Stored entries:
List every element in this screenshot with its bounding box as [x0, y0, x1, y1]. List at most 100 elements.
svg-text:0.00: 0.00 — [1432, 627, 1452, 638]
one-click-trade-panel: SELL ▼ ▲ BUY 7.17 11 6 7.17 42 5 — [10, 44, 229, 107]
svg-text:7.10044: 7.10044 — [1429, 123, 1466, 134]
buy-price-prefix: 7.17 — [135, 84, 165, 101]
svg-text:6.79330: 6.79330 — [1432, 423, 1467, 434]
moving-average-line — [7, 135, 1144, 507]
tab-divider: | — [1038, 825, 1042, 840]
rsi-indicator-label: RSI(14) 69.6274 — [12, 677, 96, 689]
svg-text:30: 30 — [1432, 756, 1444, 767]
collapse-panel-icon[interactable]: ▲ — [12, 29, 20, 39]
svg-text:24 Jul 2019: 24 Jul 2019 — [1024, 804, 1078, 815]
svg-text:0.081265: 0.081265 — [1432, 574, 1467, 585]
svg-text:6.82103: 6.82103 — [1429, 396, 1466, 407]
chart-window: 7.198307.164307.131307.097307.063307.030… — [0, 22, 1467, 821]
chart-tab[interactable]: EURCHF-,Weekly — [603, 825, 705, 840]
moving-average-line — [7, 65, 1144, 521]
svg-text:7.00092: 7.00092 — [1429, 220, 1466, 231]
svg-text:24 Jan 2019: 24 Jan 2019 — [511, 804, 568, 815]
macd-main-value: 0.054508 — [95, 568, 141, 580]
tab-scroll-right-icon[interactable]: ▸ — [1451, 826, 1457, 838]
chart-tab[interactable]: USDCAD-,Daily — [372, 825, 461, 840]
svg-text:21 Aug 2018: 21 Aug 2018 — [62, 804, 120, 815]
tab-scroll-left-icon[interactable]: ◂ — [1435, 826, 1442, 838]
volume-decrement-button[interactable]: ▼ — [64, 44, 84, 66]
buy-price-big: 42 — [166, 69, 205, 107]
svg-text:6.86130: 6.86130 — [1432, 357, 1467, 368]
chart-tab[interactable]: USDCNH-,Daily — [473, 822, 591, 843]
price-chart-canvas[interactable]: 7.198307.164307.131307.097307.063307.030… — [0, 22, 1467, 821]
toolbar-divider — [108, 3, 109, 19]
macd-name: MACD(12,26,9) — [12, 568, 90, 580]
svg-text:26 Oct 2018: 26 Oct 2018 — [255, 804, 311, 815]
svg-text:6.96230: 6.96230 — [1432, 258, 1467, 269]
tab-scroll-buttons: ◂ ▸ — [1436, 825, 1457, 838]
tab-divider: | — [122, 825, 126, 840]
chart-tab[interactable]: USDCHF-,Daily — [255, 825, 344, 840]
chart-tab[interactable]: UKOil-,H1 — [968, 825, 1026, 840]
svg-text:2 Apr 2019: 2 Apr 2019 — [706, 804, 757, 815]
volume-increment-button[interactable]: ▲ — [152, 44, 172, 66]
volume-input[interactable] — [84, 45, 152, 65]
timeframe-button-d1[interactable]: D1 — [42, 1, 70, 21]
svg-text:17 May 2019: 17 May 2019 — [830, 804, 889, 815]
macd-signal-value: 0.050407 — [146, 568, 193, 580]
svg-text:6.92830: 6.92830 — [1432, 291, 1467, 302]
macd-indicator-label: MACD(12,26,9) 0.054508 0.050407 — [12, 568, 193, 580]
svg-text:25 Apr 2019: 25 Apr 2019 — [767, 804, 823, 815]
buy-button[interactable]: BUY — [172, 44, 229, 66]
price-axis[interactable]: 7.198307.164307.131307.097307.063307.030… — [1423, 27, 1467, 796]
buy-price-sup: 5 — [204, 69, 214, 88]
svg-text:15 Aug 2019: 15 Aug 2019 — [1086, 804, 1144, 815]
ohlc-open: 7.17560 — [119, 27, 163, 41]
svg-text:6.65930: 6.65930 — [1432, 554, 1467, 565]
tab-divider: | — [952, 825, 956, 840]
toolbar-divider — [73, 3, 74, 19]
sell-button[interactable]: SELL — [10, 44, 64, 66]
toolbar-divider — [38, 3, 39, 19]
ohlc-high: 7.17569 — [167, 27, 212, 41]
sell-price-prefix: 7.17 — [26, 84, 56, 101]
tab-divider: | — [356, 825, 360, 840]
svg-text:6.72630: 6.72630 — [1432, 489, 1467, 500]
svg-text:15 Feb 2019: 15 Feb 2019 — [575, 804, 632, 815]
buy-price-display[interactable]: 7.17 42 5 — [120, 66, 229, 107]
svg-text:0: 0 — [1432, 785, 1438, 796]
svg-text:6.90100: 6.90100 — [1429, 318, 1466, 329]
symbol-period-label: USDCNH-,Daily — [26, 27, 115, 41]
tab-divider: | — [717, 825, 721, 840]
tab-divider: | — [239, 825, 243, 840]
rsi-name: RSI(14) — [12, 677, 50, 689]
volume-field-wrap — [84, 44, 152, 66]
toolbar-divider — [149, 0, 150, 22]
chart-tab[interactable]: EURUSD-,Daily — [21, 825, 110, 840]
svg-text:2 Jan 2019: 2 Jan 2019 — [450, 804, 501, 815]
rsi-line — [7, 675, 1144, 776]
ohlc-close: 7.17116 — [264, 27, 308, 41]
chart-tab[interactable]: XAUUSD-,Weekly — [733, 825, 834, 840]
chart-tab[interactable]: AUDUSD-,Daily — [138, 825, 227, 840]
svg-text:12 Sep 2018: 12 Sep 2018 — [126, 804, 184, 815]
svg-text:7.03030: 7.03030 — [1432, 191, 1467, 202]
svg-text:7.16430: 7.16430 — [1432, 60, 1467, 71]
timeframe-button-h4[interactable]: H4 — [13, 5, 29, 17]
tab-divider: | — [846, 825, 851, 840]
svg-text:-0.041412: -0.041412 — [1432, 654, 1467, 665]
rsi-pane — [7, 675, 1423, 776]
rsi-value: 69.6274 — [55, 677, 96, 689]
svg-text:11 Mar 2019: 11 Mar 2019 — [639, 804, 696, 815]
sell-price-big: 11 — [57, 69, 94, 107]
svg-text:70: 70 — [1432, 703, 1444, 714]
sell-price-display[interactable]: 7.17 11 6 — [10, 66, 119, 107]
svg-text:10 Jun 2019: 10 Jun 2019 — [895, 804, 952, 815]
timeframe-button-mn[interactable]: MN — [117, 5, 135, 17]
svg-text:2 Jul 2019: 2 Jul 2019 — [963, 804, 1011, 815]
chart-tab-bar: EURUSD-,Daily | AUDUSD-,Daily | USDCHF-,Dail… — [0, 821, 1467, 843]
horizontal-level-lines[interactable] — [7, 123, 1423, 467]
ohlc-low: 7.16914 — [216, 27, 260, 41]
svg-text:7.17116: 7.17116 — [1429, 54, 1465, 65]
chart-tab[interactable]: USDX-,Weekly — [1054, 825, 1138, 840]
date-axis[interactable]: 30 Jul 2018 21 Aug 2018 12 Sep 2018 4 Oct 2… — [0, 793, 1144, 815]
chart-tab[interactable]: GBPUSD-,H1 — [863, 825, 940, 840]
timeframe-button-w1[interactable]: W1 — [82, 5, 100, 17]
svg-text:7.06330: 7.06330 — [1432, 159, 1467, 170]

* [CHALLENGE]
Please pull out the rows from the very first one through the line holding "chart-tab[interactable]: USDCNH-,Daily —", both ends included, and reproduce them word for word.

* [OUTPUT FOR THIS TASK]
List every element in this screenshot with its bounding box as [x0, y0, x1, y1]. List at most 100 elements.
svg-text:0.00: 0.00 — [1432, 627, 1452, 638]
one-click-trade-panel: SELL ▼ ▲ BUY 7.17 11 6 7.17 42 5 — [10, 44, 229, 107]
svg-text:7.10044: 7.10044 — [1429, 123, 1466, 134]
buy-price-prefix: 7.17 — [135, 84, 165, 101]
svg-text:6.79330: 6.79330 — [1432, 423, 1467, 434]
moving-average-line — [7, 135, 1144, 507]
tab-divider: | — [1038, 825, 1042, 840]
rsi-indicator-label: RSI(14) 69.6274 — [12, 677, 96, 689]
svg-text:30: 30 — [1432, 756, 1444, 767]
collapse-panel-icon[interactable]: ▲ — [12, 29, 20, 39]
svg-text:24 Jul 2019: 24 Jul 2019 — [1024, 804, 1078, 815]
svg-text:0.081265: 0.081265 — [1432, 574, 1467, 585]
svg-text:6.82103: 6.82103 — [1429, 396, 1466, 407]
chart-window: 7.198307.164307.131307.097307.063307.030… — [0, 22, 1467, 821]
chart-tab[interactable]: EURCHF-,Weekly — [603, 825, 705, 840]
moving-average-line — [7, 65, 1144, 521]
svg-text:7.00092: 7.00092 — [1429, 220, 1466, 231]
svg-text:24 Jan 2019: 24 Jan 2019 — [511, 804, 568, 815]
macd-main-value: 0.054508 — [95, 568, 141, 580]
tab-scroll-right-icon[interactable]: ▸ — [1451, 826, 1457, 838]
chart-tab[interactable]: USDCAD-,Daily — [372, 825, 461, 840]
svg-text:21 Aug 2018: 21 Aug 2018 — [62, 804, 120, 815]
tab-scroll-left-icon[interactable]: ◂ — [1435, 826, 1442, 838]
volume-decrement-button[interactable]: ▼ — [64, 44, 84, 66]
buy-price-big: 42 — [166, 69, 205, 107]
svg-text:6.86130: 6.86130 — [1432, 357, 1467, 368]
chart-tab[interactable]: USDCNH-,Daily — [473, 822, 591, 843]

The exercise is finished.